Available data

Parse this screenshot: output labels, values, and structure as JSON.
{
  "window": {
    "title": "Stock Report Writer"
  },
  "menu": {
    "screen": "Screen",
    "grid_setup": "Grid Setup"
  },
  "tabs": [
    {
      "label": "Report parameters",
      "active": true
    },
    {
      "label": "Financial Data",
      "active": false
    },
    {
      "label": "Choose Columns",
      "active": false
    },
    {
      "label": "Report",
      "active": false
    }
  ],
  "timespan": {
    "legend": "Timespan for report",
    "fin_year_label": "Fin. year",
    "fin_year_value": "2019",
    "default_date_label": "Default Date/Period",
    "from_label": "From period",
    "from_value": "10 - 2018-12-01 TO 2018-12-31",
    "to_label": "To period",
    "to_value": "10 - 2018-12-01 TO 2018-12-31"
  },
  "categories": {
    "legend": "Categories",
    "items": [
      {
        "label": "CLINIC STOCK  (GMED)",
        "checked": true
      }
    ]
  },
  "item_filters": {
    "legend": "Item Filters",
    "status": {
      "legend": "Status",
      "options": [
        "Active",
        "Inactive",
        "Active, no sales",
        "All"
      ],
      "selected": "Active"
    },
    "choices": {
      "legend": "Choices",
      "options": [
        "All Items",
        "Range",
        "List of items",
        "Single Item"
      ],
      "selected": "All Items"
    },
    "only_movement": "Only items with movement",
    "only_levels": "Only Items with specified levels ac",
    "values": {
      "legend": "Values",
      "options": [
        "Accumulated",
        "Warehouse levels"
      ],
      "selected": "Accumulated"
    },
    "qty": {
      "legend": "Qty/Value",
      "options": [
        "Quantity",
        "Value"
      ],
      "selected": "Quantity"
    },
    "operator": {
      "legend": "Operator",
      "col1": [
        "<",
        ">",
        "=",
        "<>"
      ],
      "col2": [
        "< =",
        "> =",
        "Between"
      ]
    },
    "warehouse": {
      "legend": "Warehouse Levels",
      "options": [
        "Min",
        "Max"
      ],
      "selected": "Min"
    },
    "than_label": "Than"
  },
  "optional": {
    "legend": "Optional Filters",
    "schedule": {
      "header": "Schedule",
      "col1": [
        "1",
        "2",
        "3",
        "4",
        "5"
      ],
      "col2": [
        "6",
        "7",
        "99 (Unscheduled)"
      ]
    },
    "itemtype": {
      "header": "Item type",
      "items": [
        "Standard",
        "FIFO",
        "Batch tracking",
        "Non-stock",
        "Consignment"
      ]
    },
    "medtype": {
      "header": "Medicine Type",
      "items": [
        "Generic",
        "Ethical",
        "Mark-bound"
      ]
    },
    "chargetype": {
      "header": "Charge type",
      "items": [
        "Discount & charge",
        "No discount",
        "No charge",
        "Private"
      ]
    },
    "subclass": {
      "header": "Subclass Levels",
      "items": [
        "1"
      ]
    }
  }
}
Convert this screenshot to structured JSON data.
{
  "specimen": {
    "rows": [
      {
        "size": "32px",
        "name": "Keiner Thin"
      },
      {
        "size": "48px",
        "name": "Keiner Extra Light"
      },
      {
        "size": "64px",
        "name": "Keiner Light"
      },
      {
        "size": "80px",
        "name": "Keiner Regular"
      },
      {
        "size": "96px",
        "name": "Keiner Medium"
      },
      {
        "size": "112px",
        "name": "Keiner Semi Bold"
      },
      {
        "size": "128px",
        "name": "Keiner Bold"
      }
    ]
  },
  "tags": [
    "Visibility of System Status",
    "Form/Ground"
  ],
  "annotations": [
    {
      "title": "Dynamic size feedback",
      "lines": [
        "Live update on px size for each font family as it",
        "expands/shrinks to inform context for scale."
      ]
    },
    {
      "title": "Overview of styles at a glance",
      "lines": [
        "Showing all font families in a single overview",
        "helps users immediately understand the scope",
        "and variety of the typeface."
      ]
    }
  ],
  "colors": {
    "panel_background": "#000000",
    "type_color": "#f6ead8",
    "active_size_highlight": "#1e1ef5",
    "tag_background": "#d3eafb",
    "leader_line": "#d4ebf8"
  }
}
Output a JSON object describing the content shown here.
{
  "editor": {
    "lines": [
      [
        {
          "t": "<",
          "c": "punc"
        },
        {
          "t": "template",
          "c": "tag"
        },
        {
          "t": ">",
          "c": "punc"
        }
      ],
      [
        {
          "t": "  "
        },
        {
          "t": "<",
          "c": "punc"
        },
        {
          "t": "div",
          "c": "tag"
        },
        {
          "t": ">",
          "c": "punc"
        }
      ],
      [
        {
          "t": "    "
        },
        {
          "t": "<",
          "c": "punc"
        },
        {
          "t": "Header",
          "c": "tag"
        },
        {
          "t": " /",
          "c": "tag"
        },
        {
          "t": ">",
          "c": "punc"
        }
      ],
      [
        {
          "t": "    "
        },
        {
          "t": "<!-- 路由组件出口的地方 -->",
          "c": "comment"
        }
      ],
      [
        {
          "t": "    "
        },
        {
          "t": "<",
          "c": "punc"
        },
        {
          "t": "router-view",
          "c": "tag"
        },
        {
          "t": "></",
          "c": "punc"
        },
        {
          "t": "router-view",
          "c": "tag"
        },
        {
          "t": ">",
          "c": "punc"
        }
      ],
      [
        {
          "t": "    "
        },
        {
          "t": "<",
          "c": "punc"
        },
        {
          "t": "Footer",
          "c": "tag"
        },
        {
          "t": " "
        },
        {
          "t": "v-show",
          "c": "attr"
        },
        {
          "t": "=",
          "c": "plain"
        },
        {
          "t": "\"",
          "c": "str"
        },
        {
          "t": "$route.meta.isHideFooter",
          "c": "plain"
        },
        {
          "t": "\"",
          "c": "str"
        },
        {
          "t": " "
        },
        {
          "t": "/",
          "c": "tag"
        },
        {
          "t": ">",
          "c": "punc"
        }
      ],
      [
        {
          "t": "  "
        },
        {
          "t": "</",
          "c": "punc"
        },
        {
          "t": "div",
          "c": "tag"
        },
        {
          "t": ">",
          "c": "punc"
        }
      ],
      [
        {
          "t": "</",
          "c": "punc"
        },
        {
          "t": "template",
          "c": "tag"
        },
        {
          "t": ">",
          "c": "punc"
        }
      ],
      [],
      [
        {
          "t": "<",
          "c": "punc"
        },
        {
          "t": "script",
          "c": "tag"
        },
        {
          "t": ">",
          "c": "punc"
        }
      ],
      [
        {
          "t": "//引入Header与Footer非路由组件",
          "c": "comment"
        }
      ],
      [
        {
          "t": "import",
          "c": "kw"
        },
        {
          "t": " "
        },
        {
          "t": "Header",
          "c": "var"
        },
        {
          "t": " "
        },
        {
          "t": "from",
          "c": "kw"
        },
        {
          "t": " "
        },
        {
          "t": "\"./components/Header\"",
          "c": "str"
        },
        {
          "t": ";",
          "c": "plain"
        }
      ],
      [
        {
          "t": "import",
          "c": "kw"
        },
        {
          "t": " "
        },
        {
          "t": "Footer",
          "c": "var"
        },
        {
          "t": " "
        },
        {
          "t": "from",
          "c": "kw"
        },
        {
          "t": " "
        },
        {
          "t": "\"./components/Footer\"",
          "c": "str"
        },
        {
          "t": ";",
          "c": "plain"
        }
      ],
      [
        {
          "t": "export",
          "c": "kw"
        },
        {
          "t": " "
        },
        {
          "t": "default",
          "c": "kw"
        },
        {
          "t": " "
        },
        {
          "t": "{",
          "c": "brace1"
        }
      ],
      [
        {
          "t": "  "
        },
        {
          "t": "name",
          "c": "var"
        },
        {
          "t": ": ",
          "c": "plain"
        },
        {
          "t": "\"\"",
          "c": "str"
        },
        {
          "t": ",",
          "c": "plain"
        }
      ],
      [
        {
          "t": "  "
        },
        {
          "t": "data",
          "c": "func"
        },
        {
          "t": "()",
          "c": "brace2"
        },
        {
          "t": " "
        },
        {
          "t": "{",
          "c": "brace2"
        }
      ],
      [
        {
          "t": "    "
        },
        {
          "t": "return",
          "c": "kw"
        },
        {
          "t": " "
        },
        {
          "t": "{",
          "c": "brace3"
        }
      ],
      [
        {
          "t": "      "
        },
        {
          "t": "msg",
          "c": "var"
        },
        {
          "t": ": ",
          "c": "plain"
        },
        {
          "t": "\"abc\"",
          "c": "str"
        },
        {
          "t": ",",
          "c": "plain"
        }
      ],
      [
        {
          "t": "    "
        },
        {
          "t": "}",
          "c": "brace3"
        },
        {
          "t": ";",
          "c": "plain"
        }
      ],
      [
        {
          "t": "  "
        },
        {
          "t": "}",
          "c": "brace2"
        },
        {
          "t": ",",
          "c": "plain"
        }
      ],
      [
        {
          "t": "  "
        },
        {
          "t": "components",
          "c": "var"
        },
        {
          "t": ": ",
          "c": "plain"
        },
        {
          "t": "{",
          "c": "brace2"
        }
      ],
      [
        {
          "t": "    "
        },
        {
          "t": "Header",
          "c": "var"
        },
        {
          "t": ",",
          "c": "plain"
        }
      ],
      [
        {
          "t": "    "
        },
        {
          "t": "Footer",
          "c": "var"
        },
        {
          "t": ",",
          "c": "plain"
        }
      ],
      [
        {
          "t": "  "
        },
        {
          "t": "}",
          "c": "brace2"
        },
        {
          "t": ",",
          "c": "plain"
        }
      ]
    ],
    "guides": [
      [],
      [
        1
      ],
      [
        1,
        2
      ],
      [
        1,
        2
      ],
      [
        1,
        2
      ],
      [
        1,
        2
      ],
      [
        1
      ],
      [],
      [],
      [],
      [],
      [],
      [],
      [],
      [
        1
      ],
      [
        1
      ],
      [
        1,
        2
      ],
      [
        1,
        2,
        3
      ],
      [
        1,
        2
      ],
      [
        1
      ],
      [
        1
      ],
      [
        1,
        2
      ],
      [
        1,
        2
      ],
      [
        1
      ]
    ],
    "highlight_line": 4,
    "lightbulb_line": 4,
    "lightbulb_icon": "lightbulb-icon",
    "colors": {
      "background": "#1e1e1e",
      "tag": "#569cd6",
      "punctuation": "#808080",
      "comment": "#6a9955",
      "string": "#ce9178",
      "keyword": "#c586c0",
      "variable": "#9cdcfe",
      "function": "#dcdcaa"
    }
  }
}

Stated problem
Using the listing above, locate the lines that hold "selected" and copy each one.

Task solution
      "selected": "Active"
      "selected": "All Items"
      "selected": "Accumulated"
      "selected": "Quantity"
      "selected": "Min"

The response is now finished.